::: DATA FOR THE TASK
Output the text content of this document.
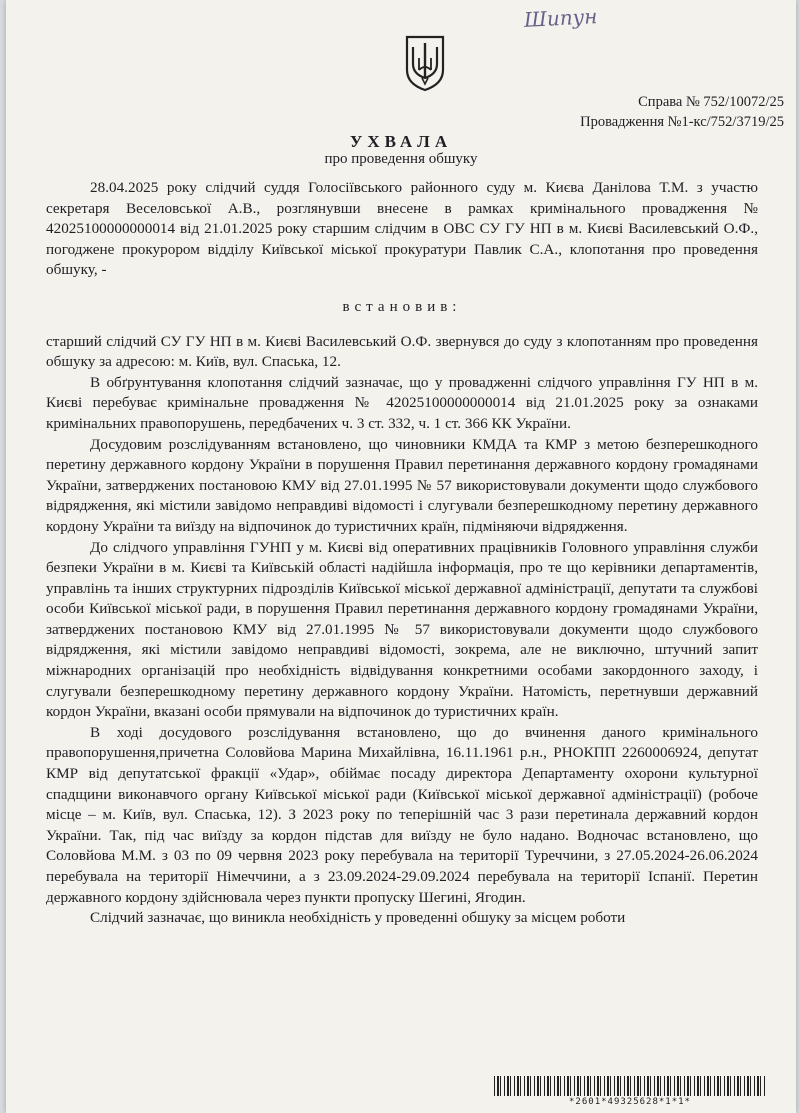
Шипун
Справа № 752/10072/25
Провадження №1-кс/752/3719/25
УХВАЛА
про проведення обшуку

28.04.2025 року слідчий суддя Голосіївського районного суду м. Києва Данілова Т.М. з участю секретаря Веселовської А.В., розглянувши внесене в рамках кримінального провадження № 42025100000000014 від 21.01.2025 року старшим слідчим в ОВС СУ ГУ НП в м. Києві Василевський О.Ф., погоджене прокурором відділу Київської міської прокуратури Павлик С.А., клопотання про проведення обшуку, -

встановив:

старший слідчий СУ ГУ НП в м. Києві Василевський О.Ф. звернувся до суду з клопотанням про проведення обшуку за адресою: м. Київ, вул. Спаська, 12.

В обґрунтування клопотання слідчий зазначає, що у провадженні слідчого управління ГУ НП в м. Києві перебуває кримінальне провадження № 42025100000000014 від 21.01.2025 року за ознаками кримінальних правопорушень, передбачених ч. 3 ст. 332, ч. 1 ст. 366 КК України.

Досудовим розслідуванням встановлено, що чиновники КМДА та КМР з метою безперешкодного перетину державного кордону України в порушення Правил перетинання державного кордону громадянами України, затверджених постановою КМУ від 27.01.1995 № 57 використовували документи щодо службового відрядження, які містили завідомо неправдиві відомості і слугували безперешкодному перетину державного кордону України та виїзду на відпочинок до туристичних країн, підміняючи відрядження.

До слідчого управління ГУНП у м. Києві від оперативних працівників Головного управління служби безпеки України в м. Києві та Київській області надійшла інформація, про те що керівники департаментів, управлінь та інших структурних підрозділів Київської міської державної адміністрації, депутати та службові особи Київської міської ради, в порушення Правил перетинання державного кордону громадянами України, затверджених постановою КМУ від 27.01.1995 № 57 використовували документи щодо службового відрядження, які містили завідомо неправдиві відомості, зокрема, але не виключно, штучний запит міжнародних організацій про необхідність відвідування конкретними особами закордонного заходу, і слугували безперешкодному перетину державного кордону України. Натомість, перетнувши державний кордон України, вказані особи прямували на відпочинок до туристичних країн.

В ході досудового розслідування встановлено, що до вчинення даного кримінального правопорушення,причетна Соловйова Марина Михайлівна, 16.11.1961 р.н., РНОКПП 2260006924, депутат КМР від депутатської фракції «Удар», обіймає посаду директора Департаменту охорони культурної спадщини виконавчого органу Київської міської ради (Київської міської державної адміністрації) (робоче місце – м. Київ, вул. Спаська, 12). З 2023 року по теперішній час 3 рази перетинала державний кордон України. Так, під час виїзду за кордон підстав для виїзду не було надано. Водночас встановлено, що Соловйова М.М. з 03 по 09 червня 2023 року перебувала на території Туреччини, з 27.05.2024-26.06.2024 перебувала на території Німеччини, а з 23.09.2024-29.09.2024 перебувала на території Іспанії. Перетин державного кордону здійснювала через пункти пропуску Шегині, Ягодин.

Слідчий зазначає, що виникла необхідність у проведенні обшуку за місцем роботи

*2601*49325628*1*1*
::::::
■ **WORK INSTRUCTIONS**
Work out how many lines of the data above hold the word "зазначає", and write only the count.

■ **ANSWER TO THIS TASK**
2